[Entries from a dataset]
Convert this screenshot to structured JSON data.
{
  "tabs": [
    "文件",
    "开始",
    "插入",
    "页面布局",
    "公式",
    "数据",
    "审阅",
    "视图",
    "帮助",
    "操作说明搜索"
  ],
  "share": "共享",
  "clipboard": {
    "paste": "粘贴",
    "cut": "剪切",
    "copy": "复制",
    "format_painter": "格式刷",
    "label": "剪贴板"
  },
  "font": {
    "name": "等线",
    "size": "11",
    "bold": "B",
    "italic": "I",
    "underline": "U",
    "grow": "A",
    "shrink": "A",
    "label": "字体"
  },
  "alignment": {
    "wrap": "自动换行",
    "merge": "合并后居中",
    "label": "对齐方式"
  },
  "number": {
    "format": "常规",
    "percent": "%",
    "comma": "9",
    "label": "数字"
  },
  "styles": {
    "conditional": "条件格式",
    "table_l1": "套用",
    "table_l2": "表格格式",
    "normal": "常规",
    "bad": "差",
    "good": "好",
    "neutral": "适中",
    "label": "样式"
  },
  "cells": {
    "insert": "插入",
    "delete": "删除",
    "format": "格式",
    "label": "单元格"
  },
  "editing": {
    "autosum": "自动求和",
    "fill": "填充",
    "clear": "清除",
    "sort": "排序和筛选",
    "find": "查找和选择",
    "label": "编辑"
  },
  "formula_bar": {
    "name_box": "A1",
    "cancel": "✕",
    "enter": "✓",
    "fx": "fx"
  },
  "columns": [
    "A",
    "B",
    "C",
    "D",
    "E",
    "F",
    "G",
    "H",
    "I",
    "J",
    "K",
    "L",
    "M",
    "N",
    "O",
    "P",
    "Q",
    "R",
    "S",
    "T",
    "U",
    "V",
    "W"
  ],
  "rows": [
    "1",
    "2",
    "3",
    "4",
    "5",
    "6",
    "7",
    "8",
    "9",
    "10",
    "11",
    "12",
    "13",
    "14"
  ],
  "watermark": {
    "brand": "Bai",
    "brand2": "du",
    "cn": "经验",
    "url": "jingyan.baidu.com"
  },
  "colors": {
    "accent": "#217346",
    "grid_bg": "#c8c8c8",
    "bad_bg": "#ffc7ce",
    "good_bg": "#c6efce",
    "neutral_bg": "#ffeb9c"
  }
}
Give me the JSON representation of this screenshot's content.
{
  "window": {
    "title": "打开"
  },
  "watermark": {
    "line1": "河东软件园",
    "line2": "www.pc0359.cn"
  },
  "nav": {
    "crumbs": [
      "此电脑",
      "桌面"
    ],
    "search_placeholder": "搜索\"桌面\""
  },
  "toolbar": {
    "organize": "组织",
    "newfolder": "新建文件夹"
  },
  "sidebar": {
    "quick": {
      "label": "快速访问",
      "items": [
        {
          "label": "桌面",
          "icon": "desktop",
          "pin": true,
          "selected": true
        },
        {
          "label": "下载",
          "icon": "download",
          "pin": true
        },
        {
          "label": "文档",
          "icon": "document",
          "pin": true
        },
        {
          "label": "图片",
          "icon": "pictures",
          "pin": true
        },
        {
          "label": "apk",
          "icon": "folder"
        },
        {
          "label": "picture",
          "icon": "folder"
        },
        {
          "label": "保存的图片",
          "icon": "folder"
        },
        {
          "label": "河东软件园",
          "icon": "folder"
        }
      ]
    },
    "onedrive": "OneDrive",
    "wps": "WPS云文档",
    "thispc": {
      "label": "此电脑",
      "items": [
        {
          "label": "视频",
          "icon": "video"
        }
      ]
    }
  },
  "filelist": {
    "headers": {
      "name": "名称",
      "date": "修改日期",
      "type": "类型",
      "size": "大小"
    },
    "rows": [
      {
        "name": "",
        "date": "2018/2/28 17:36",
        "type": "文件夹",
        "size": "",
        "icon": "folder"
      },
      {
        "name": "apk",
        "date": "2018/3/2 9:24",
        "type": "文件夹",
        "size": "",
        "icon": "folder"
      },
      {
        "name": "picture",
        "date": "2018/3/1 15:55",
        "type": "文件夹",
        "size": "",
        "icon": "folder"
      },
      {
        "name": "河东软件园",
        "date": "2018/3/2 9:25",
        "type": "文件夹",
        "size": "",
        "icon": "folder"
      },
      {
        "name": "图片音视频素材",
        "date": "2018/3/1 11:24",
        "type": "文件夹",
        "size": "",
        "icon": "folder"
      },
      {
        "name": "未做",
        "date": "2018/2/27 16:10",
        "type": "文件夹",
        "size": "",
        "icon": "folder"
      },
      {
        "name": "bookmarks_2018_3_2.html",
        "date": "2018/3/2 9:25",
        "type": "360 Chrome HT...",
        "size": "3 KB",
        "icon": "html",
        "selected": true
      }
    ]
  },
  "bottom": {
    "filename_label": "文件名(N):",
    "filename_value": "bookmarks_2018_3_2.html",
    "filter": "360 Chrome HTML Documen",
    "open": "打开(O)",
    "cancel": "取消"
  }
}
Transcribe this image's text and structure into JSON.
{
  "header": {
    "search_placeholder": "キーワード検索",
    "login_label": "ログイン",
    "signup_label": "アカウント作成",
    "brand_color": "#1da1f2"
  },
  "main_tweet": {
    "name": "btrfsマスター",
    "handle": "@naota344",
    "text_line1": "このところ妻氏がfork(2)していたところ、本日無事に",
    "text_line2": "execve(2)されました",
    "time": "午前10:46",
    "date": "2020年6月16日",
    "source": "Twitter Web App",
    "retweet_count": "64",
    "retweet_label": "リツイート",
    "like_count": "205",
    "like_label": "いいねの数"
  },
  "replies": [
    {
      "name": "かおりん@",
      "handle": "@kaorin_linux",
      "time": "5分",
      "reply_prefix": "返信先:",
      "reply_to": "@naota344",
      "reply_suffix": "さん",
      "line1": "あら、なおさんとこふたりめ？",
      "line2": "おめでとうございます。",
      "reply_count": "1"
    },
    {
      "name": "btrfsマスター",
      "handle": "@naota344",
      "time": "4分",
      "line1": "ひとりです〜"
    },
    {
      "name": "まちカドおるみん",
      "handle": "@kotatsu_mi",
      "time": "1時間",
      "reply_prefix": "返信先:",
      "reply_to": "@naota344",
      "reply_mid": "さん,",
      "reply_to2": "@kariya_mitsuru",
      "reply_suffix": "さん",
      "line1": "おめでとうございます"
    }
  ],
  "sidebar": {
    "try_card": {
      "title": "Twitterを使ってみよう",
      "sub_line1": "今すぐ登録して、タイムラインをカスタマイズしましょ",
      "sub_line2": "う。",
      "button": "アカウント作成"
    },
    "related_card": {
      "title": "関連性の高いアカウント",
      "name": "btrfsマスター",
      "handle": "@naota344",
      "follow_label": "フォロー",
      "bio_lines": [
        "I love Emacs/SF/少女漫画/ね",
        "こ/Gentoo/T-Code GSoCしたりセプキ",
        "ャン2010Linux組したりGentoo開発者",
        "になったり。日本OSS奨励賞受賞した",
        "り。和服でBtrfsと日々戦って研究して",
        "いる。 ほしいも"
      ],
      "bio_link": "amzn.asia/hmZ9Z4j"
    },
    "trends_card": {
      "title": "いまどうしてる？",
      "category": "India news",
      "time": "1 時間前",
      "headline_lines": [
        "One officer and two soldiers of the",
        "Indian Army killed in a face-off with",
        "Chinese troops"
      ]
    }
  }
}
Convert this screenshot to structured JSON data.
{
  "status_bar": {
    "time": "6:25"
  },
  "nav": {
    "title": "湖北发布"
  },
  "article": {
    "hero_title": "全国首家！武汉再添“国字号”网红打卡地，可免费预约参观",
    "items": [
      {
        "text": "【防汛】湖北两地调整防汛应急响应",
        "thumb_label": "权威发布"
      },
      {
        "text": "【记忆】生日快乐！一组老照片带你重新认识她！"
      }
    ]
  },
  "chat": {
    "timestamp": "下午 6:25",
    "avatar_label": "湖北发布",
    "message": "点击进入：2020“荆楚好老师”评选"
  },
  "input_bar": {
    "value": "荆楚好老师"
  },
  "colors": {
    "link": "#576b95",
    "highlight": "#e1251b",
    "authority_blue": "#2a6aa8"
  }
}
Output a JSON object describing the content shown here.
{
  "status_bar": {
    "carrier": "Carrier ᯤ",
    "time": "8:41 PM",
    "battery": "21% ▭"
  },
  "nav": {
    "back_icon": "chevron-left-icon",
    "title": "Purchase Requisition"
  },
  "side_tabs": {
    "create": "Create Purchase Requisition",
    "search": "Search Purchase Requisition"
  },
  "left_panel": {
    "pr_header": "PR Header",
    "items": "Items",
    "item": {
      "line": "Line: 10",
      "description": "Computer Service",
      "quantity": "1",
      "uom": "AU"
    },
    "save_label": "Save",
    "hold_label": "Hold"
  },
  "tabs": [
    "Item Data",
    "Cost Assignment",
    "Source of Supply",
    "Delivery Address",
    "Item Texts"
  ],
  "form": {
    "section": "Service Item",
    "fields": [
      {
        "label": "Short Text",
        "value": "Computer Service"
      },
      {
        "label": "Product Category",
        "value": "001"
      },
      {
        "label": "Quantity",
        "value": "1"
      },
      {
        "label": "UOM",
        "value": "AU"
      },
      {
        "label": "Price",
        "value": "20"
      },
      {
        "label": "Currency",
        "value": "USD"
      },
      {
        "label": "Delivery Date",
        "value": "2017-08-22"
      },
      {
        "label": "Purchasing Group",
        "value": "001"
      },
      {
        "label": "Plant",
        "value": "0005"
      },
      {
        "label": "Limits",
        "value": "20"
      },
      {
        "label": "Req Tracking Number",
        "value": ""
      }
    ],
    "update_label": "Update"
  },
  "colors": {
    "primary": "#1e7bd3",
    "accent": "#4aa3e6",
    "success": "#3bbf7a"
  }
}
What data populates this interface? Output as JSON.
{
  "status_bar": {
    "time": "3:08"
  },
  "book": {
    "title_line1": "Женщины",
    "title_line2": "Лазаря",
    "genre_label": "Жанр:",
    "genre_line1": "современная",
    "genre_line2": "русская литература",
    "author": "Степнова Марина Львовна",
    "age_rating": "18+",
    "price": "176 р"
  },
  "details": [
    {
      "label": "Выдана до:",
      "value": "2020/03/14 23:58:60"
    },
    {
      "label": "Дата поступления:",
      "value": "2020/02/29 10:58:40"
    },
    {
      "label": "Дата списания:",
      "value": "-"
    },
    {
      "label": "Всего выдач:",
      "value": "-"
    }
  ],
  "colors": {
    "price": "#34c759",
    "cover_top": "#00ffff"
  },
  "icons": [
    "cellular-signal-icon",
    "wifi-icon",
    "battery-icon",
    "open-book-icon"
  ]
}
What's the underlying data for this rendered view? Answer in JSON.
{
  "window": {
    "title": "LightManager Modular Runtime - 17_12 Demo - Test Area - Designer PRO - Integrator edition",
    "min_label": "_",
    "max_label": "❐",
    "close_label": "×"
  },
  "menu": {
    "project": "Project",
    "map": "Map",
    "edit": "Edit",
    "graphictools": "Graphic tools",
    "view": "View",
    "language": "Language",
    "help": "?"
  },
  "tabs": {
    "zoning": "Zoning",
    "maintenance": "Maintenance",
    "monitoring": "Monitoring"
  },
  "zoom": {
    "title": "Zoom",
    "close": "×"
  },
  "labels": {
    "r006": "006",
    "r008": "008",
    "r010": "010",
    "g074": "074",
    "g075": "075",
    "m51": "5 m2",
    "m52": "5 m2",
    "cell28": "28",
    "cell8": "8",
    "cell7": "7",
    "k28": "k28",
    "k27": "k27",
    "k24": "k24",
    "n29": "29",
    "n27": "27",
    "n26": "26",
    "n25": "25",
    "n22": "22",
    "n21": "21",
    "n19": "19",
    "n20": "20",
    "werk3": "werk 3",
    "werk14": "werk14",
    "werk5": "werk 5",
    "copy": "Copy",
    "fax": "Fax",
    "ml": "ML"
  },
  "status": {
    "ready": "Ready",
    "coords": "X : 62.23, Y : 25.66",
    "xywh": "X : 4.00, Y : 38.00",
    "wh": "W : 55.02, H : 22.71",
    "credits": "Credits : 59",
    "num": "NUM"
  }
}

:: Directive ::
Tally up the lines holding the word "Delivery" in the data above, and answer with that figure only.

:: Result below ::
2